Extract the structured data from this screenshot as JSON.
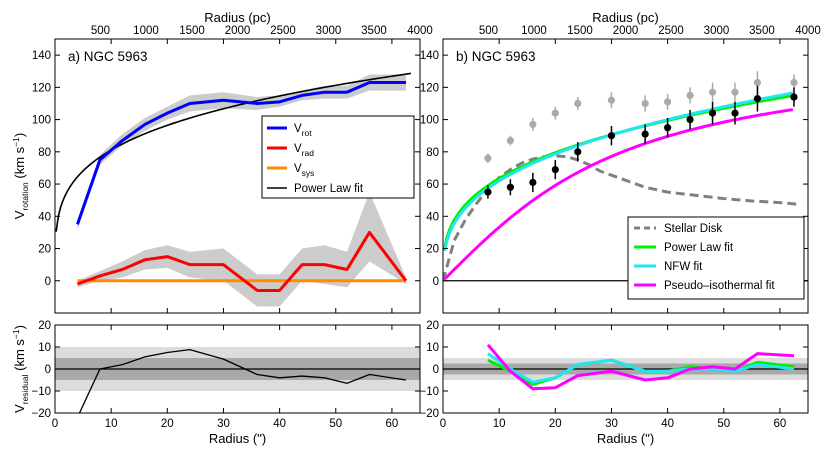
{
  "chart_data": [
    {
      "id": "a",
      "type": "line",
      "title": "a)  NGC 5963",
      "xlabel": "Radius (\")",
      "top_xlabel": "Radius (pc)",
      "ylabel": {
        "main": "V",
        "sub": "rotation",
        "unit": " (km s",
        "sup": "−1",
        "close": ")"
      },
      "xlim": [
        0,
        65
      ],
      "ylim": [
        -20,
        150
      ],
      "xticks": [
        "0",
        "10",
        "20",
        "30",
        "40",
        "50",
        "60"
      ],
      "yticks": [
        "0",
        "20",
        "40",
        "60",
        "80",
        "100",
        "120",
        "140"
      ],
      "top_ticks": [
        "500",
        "1000",
        "1500",
        "2000",
        "2500",
        "3000",
        "3500",
        "4000"
      ],
      "top_tick_x": [
        8.1,
        16.2,
        24.4,
        32.5,
        40.6,
        48.7,
        56.8,
        65.0
      ],
      "series": [
        {
          "name": "V_rot",
          "color": "#0000ff",
          "x": [
            4,
            8,
            12,
            16,
            20,
            24,
            30,
            36,
            40,
            44,
            48,
            52,
            56,
            62.5
          ],
          "y": [
            35,
            75,
            87,
            97,
            104,
            110,
            112,
            110,
            111,
            115,
            117,
            117,
            123,
            123
          ],
          "band_lo": [
            32,
            72,
            84,
            93,
            100,
            105,
            107,
            106,
            108,
            112,
            113,
            113,
            118,
            118
          ],
          "band_hi": [
            38,
            78,
            91,
            101,
            108,
            115,
            117,
            114,
            115,
            118,
            121,
            121,
            128,
            128
          ]
        },
        {
          "name": "V_rad",
          "color": "#ff0000",
          "x": [
            4,
            8,
            12,
            16,
            20,
            24,
            30,
            36,
            40,
            44,
            48,
            52,
            56,
            62.5
          ],
          "y": [
            -2,
            3,
            7,
            13,
            15,
            10,
            10,
            -6,
            -6,
            10,
            10,
            7,
            30,
            0
          ],
          "band_lo": [
            -4,
            0,
            2,
            7,
            8,
            2,
            0,
            -16,
            -16,
            0,
            -2,
            -4,
            12,
            -2
          ],
          "band_hi": [
            0,
            6,
            12,
            19,
            22,
            18,
            20,
            4,
            4,
            20,
            22,
            18,
            55,
            2
          ]
        },
        {
          "name": "V_sys",
          "color": "#ff8c00",
          "x": [
            4,
            62.5
          ],
          "y": [
            0,
            0
          ]
        },
        {
          "name": "Power Law fit",
          "color": "#000000",
          "model": "power",
          "coef": 45.6,
          "exp": 0.25
        }
      ],
      "legend": [
        {
          "main": "V",
          "sub": "rot",
          "color": "#0000ff"
        },
        {
          "main": "V",
          "sub": "rad",
          "color": "#ff0000"
        },
        {
          "main": "V",
          "sub": "sys",
          "color": "#ff8c00"
        },
        {
          "main": "Power Law fit",
          "sub": "",
          "color": "#000000"
        }
      ],
      "legend_position": "center-right"
    },
    {
      "id": "b",
      "type": "scatter",
      "title": "b)  NGC 5963",
      "xlabel": "Radius (\")",
      "top_xlabel": "Radius (pc)",
      "xlim": [
        0,
        65
      ],
      "ylim": [
        -20,
        150
      ],
      "xticks": [
        "0",
        "10",
        "20",
        "30",
        "40",
        "50",
        "60"
      ],
      "yticks": [
        "0",
        "20",
        "40",
        "60",
        "80",
        "100",
        "120",
        "140"
      ],
      "top_ticks": [
        "500",
        "1000",
        "1500",
        "2000",
        "2500",
        "3000",
        "3500",
        "4000"
      ],
      "top_tick_x": [
        8.1,
        16.2,
        24.4,
        32.5,
        40.6,
        48.7,
        56.8,
        65.0
      ],
      "points_observed": {
        "color": "#000000",
        "x": [
          8,
          12,
          16,
          20,
          24,
          30,
          36,
          40,
          44,
          48,
          52,
          56,
          62.5
        ],
        "y": [
          55,
          58,
          61,
          69,
          80,
          90,
          91,
          95,
          100,
          104,
          104,
          113,
          114
        ],
        "err": [
          4,
          5,
          6,
          6,
          6,
          6,
          6,
          6,
          6,
          7,
          7,
          8,
          6
        ]
      },
      "points_total": {
        "color": "#aaaaaa",
        "x": [
          8,
          12,
          16,
          20,
          24,
          30,
          36,
          40,
          44,
          48,
          52,
          56,
          62.5
        ],
        "y": [
          76,
          87,
          97,
          104,
          110,
          112,
          110,
          111,
          115,
          117,
          117,
          123,
          123
        ],
        "err": [
          3,
          3,
          4,
          4,
          4,
          5,
          5,
          5,
          5,
          6,
          6,
          7,
          5
        ]
      },
      "series": [
        {
          "name": "Stellar Disk",
          "color": "#808080",
          "dash": true,
          "x": [
            0,
            2,
            4,
            6,
            8,
            10,
            12,
            14,
            16,
            18,
            20,
            22,
            24,
            26,
            28,
            32,
            36,
            40,
            45,
            50,
            55,
            60,
            63
          ],
          "y": [
            0,
            25,
            38,
            48,
            57,
            64,
            69,
            73,
            75.5,
            77,
            77.5,
            77,
            75,
            72,
            68,
            63,
            58,
            55,
            53,
            51,
            49.5,
            48.5,
            47.5
          ]
        },
        {
          "name": "Power Law fit",
          "color": "#00ee00",
          "model": "power",
          "coef": 30,
          "exp": 0.325
        },
        {
          "name": "NFW fit",
          "color": "#22e5f2",
          "model": "power",
          "coef": 28,
          "exp": 0.345
        },
        {
          "name": "Pseudo–isothermal fit",
          "color": "#ff00ff",
          "model": "iso",
          "vinf": 145,
          "rc": 24
        }
      ],
      "legend": [
        {
          "main": "Stellar Disk",
          "color": "#808080",
          "dash": true
        },
        {
          "main": "Power Law fit",
          "color": "#00ee00"
        },
        {
          "main": "NFW fit",
          "color": "#22e5f2"
        },
        {
          "main": "Pseudo–isothermal fit",
          "color": "#ff00ff"
        }
      ],
      "legend_position": "lower-right"
    },
    {
      "id": "a-residual",
      "type": "line",
      "xlabel": "Radius (\")",
      "ylabel": {
        "main": "V",
        "sub": "residual",
        "unit": " (km s",
        "sup": "−1",
        "close": ")"
      },
      "xlim": [
        0,
        65
      ],
      "ylim": [
        -20,
        20
      ],
      "xticks": [
        "0",
        "10",
        "20",
        "30",
        "40",
        "50",
        "60"
      ],
      "yticks": [
        "−20",
        "−10",
        "0",
        "10",
        "20"
      ],
      "bands": [
        {
          "lo": -10,
          "hi": 10,
          "color": "#dcdcdc"
        },
        {
          "lo": -5,
          "hi": 5,
          "color": "#a9a9a9"
        }
      ],
      "series": [
        {
          "name": "Power Law residual",
          "color": "#000000",
          "x": [
            4,
            8,
            12,
            16,
            20,
            24,
            30,
            36,
            40,
            44,
            48,
            52,
            56,
            62.5
          ],
          "y": [
            -22,
            0,
            2,
            5.5,
            7.5,
            8.8,
            4.5,
            -2.5,
            -4,
            -3.2,
            -4,
            -6.5,
            -2.5,
            -5
          ]
        }
      ]
    },
    {
      "id": "b-residual",
      "type": "line",
      "xlabel": "Radius (\")",
      "xlim": [
        0,
        65
      ],
      "ylim": [
        -20,
        20
      ],
      "xticks": [
        "0",
        "10",
        "20",
        "30",
        "40",
        "50",
        "60"
      ],
      "yticks": [
        "−20",
        "−10",
        "0",
        "10",
        "20"
      ],
      "bands": [
        {
          "lo": -5,
          "hi": 5,
          "color": "#dcdcdc"
        },
        {
          "lo": -2.5,
          "hi": 2.5,
          "color": "#a9a9a9"
        }
      ],
      "series": [
        {
          "name": "Power Law residual",
          "color": "#00ee00",
          "x": [
            8,
            12,
            16,
            20,
            24,
            30,
            36,
            40,
            44,
            48,
            52,
            56,
            62.5
          ],
          "y": [
            4,
            -1,
            -7,
            -4,
            2,
            4,
            -1,
            -1,
            1,
            0,
            -1,
            3,
            1
          ]
        },
        {
          "name": "NFW residual",
          "color": "#22e5f2",
          "x": [
            8,
            12,
            16,
            20,
            24,
            30,
            36,
            40,
            44,
            48,
            52,
            56,
            62.5
          ],
          "y": [
            7,
            0,
            -6,
            -4,
            2,
            4,
            -1,
            -1,
            0,
            0,
            -1,
            2,
            0
          ]
        },
        {
          "name": "Pseudo–isothermal residual",
          "color": "#ff00ff",
          "x": [
            8,
            12,
            16,
            20,
            24,
            30,
            36,
            40,
            44,
            48,
            52,
            56,
            62.5
          ],
          "y": [
            11,
            -1,
            -9,
            -8.5,
            -3,
            -1,
            -5,
            -4,
            0,
            1,
            0,
            7,
            6
          ]
        }
      ]
    }
  ]
}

_ _ _ _

- **To be done**: Choose all lines containing the string "name" and copy them out.

- **Written answer**:
          "name": "V_rot",
          "name": "V_rad",
          "name": "V_sys",
          "name": "Power Law fit",
          "name": "Stellar Disk",
          "name": "Power Law fit",
          "name": "NFW fit",
          "name": "Pseudo–isothermal fit",
          "name": "Power Law residual",
          "name": "Power Law residual",
          "name": "NFW residual",
          "name": "Pseudo–isothermal residual",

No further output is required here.